>> Start DATASET ROWS

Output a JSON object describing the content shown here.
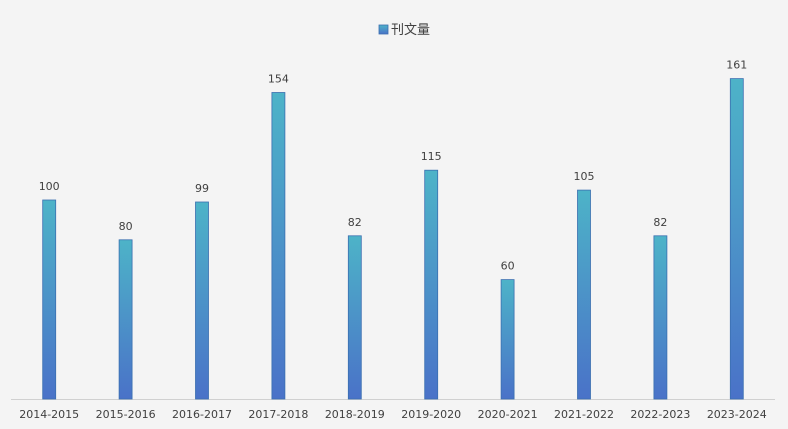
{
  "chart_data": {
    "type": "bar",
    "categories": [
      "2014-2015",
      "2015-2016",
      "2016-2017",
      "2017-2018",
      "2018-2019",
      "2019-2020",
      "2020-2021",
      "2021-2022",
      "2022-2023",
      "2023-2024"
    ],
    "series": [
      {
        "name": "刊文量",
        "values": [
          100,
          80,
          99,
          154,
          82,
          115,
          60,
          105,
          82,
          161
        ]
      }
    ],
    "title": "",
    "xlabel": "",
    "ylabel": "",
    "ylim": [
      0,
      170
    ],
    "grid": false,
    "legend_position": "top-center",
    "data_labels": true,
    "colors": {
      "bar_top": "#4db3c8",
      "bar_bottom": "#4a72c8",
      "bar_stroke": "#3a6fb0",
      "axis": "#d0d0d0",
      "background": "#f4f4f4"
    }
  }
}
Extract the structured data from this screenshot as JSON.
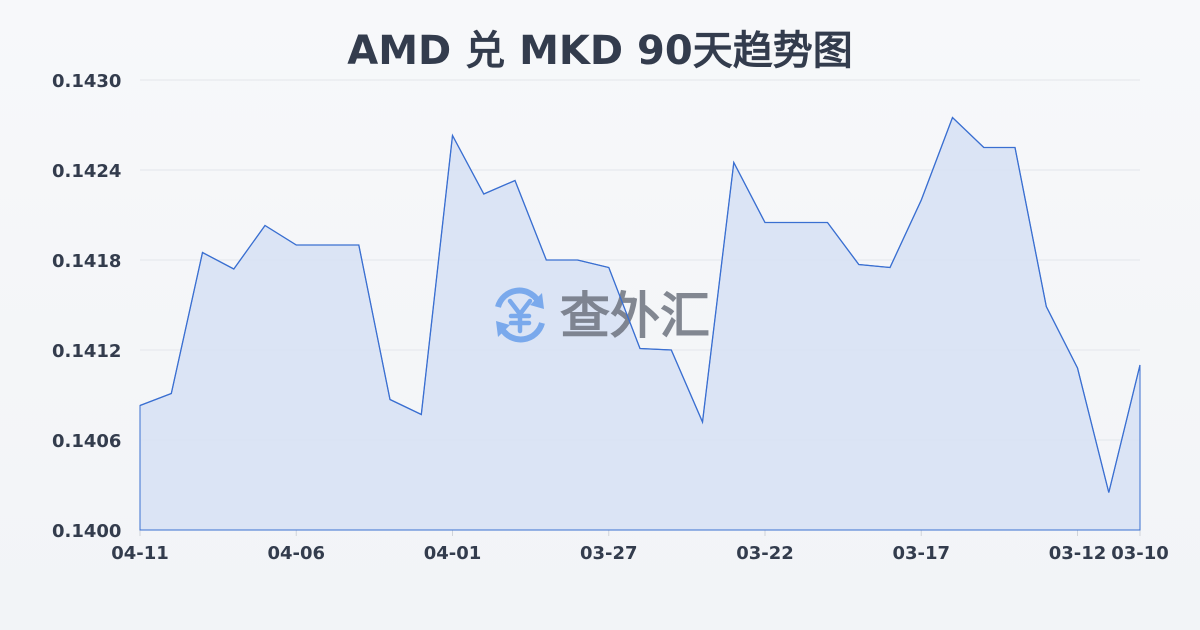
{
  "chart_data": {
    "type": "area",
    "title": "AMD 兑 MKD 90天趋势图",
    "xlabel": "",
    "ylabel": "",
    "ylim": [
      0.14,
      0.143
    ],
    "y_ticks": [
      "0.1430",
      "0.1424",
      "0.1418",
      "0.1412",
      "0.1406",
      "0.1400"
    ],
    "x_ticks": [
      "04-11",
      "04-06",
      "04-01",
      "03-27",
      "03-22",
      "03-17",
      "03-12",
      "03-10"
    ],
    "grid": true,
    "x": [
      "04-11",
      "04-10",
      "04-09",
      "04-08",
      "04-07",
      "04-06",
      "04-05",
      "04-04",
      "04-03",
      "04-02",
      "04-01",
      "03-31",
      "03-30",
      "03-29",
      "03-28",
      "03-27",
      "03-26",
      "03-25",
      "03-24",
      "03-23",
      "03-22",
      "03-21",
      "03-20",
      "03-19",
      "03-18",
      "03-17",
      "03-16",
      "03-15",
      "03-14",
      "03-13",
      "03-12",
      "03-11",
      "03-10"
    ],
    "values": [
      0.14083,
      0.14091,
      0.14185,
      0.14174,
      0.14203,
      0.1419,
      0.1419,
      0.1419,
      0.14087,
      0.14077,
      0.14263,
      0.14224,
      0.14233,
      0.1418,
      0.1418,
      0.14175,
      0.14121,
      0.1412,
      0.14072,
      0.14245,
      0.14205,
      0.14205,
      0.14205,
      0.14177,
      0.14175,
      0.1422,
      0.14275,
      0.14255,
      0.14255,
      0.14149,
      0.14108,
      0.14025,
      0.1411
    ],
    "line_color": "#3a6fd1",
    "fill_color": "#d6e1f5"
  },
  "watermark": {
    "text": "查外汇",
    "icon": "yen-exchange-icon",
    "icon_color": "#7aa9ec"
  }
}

>> End DATASET ROWS

• _INSTRUCTION_:
Every line of the material is to be quoted exactly, with no pictures carried over.

• _RESULT OF THIS EXERCISE_:
Output a JSON object describing the content shown here.
{
  "chart_data": {
    "type": "bar",
    "categories": [
      "2014-2015",
      "2015-2016",
      "2016-2017",
      "2017-2018",
      "2018-2019",
      "2019-2020",
      "2020-2021",
      "2021-2022",
      "2022-2023",
      "2023-2024"
    ],
    "series": [
      {
        "name": "刊文量",
        "values": [
          100,
          80,
          99,
          154,
          82,
          115,
          60,
          105,
          82,
          161
        ]
      }
    ],
    "title": "",
    "xlabel": "",
    "ylabel": "",
    "ylim": [
      0,
      170
    ],
    "grid": false,
    "legend_position": "top-center",
    "data_labels": true,
    "colors": {
      "bar_top": "#4db3c8",
      "bar_bottom": "#4a72c8",
      "bar_stroke": "#3a6fb0",
      "axis": "#d0d0d0",
      "background": "#f4f4f4"
    }
  }
}
Extract the structured data from this screenshot as JSON.
{
  "chart_data": {
    "type": "area",
    "title": "AMD 兑 MKD 90天趋势图",
    "xlabel": "",
    "ylabel": "",
    "ylim": [
      0.14,
      0.143
    ],
    "y_ticks": [
      "0.1430",
      "0.1424",
      "0.1418",
      "0.1412",
      "0.1406",
      "0.1400"
    ],
    "x_ticks": [
      "04-11",
      "04-06",
      "04-01",
      "03-27",
      "03-22",
      "03-17",
      "03-12",
      "03-10"
    ],
    "grid": true,
    "x": [
      "04-11",
      "04-10",
      "04-09",
      "04-08",
      "04-07",
      "04-06",
      "04-05",
      "04-04",
      "04-03",
      "04-02",
      "04-01",
      "03-31",
      "03-30",
      "03-29",
      "03-28",
      "03-27",
      "03-26",
      "03-25",
      "03-24",
      "03-23",
      "03-22",
      "03-21",
      "03-20",
      "03-19",
      "03-18",
      "03-17",
      "03-16",
      "03-15",
      "03-14",
      "03-13",
      "03-12",
      "03-11",
      "03-10"
    ],
    "values": [
      0.14083,
      0.14091,
      0.14185,
      0.14174,
      0.14203,
      0.1419,
      0.1419,
      0.1419,
      0.14087,
      0.14077,
      0.14263,
      0.14224,
      0.14233,
      0.1418,
      0.1418,
      0.14175,
      0.14121,
      0.1412,
      0.14072,
      0.14245,
      0.14205,
      0.14205,
      0.14205,
      0.14177,
      0.14175,
      0.1422,
      0.14275,
      0.14255,
      0.14255,
      0.14149,
      0.14108,
      0.14025,
      0.1411
    ],
    "line_color": "#3a6fd1",
    "fill_color": "#d6e1f5"
  },
  "watermark": {
    "text": "查外汇",
    "icon": "yen-exchange-icon",
    "icon_color": "#7aa9ec"
  }
}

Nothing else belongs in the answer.